◆ **EXERCISE DESCRIPTION**:
From the entries below, copy every line that holds the word "affiliate".
[BEGIN]
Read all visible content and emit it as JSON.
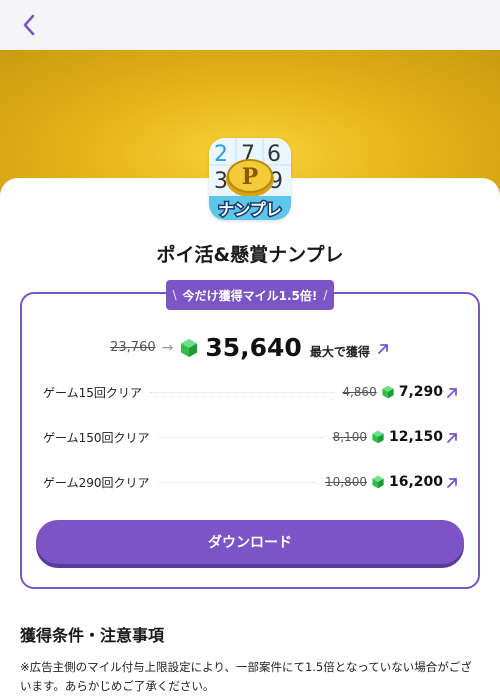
{
  "header": {
    "back_icon": "chevron-left-icon"
  },
  "app": {
    "title": "ポイ活&懸賞ナンプレ",
    "icon_name": "numberplace-app-icon"
  },
  "promo": {
    "tag_left": "\\",
    "tag_text": "今だけ獲得マイル1.5倍!",
    "tag_right": "/"
  },
  "reward": {
    "old_total": "23,760",
    "arrow": "→",
    "new_total": "35,640",
    "max_label": "最大で獲得",
    "currency_icon": "green-gem-icon",
    "external_icon": "arrow-up-right-icon"
  },
  "tiers": [
    {
      "label": "ゲーム15回クリア",
      "old": "4,860",
      "new": "7,290"
    },
    {
      "label": "ゲーム150回クリア",
      "old": "8,100",
      "new": "12,150"
    },
    {
      "label": "ゲーム290回クリア",
      "old": "10,800",
      "new": "16,200"
    }
  ],
  "download": {
    "label": "ダウンロード"
  },
  "conditions": {
    "title": "獲得条件・注意事項",
    "notice": "※広告主側のマイル付与上限設定により、一部案件にて1.5倍となっていない場合がございます。あらかじめご了承ください。"
  },
  "colors": {
    "accent": "#7b55c6",
    "accent_dark": "#5a3a9c",
    "gem": "#2fbf4a",
    "hero": "#e6b51a"
  }
}
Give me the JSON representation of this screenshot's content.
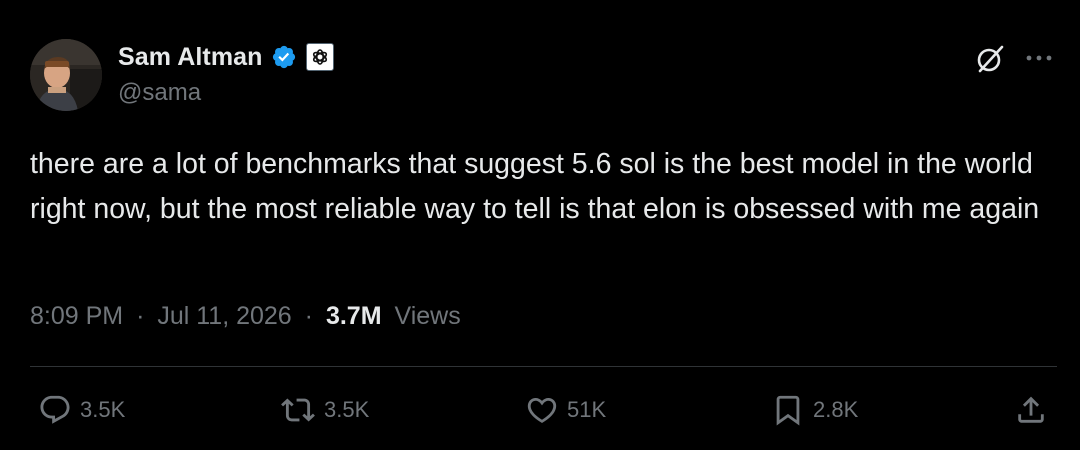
{
  "author": {
    "display_name": "Sam Altman",
    "handle": "@sama",
    "verified": true,
    "affiliate": "OpenAI"
  },
  "tweet": {
    "text": "there are a lot of benchmarks that suggest 5.6 sol is the best model in the world right now, but the most reliable way to tell is that elon is obsessed with me again",
    "time": "8:09 PM",
    "separator": "·",
    "date": "Jul 11, 2026",
    "views_count": "3.7M",
    "views_label": "Views"
  },
  "actions": {
    "reply_count": "3.5K",
    "repost_count": "3.5K",
    "like_count": "51K",
    "bookmark_count": "2.8K"
  },
  "icons": {
    "verified": "verified-check-icon",
    "affiliate": "openai-logo-icon",
    "grok": "grok-icon",
    "more": "more-horizontal-icon",
    "reply": "reply-icon",
    "repost": "repost-icon",
    "like": "heart-icon",
    "bookmark": "bookmark-icon",
    "share": "share-icon"
  },
  "colors": {
    "background": "#000000",
    "text_primary": "#e7e9ea",
    "text_secondary": "#71767b",
    "verified_blue": "#1d9bf0",
    "divider": "#2f3336"
  }
}
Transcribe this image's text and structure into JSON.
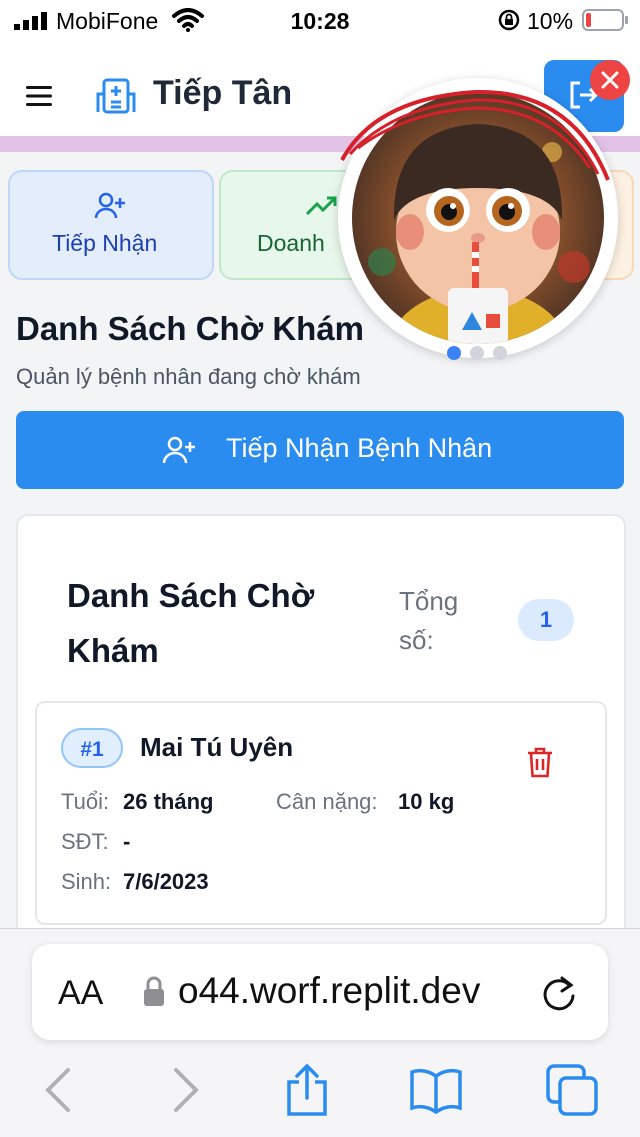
{
  "status_bar": {
    "carrier": "MobiFone",
    "time": "10:28",
    "battery": "10%"
  },
  "header": {
    "title": "Tiếp Tân"
  },
  "nav": {
    "reception": "Tiếp Nhận",
    "revenue": "Doanh"
  },
  "page": {
    "title": "Danh Sách Chờ Khám",
    "subtitle": "Quản lý bệnh nhân đang chờ khám",
    "primary_button": "Tiếp Nhận Bệnh Nhân"
  },
  "list": {
    "title": "Danh Sách Chờ Khám",
    "total_label": "Tổng số:",
    "total_count": "1"
  },
  "patient": {
    "queue_no": "#1",
    "name": "Mai Tú Uyên",
    "age_label": "Tuổi:",
    "age_value": "26 tháng",
    "weight_label": "Cân nặng:",
    "weight_value": "10 kg",
    "phone_label": "SĐT:",
    "phone_value": "-",
    "dob_label": "Sinh:",
    "dob_value": "7/6/2023"
  },
  "browser": {
    "aa": "AA",
    "url": "o44.worf.replit.dev"
  },
  "colors": {
    "primary": "#2b8cef",
    "danger": "#dc2626",
    "green": "#16a34a"
  },
  "icons": [
    "menu-icon",
    "hospital-icon",
    "logout-icon",
    "close-icon",
    "user-plus-icon",
    "trend-up-icon",
    "trash-icon",
    "lock-icon",
    "reload-icon",
    "back-icon",
    "forward-icon",
    "share-icon",
    "bookmarks-icon",
    "tabs-icon"
  ]
}
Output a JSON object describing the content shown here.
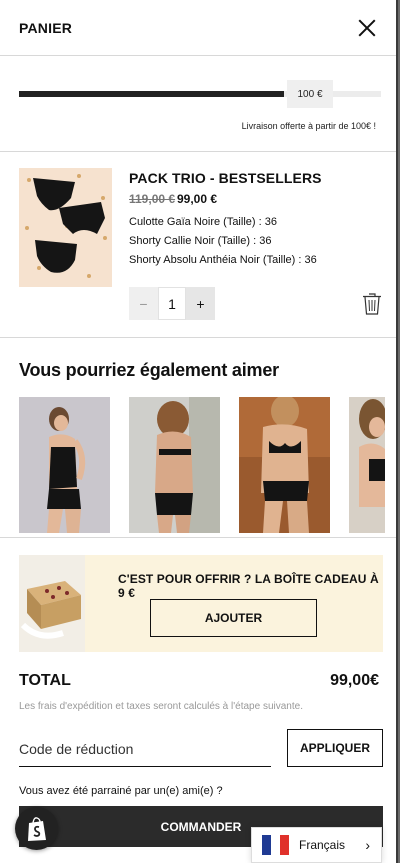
{
  "header": {
    "title": "PANIER"
  },
  "shipping": {
    "threshold_label": "100 €",
    "progress": 0.99,
    "note": "Livraison offerte à partir de 100€ !"
  },
  "cart_item": {
    "name": "PACK TRIO - BESTSELLERS",
    "price_old": "119,00 €",
    "price_new": "99,00 €",
    "variants": [
      "Culotte Gaïa Noire (Taille) : 36",
      "Shorty Callie Noir (Taille) : 36",
      "Shorty Absolu Anthéia Noir (Taille) : 36"
    ],
    "quantity": "1",
    "minus_glyph": "−",
    "plus_glyph": "+"
  },
  "recommendations": {
    "title": "Vous pourriez également aimer"
  },
  "gift": {
    "text": "C'EST POUR OFFRIR ? LA BOÎTE CADEAU À 9 €",
    "button": "AJOUTER"
  },
  "summary": {
    "total_label": "TOTAL",
    "total_value": "99,00€",
    "fees_note": "Les frais d'expédition et taxes seront calculés à l'étape suivante."
  },
  "discount": {
    "placeholder": "Code de réduction",
    "apply": "APPLIQUER"
  },
  "referral": "Vous avez été parrainé par un(e) ami(e) ?",
  "checkout": "COMMANDER",
  "language": {
    "label": "Français",
    "flag_colors": [
      "#1f3a93",
      "#ffffff",
      "#e0312b"
    ]
  },
  "colors": {
    "accent_dark": "#2b2b2b",
    "gift_bg": "#fbf3dd",
    "thumb_bg": "#f6e2cf"
  }
}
[END]
◆ **ANSWER TO THE EXERCISE**:
    "affiliate": "OpenAI"
    "affiliate": "openai-logo-icon",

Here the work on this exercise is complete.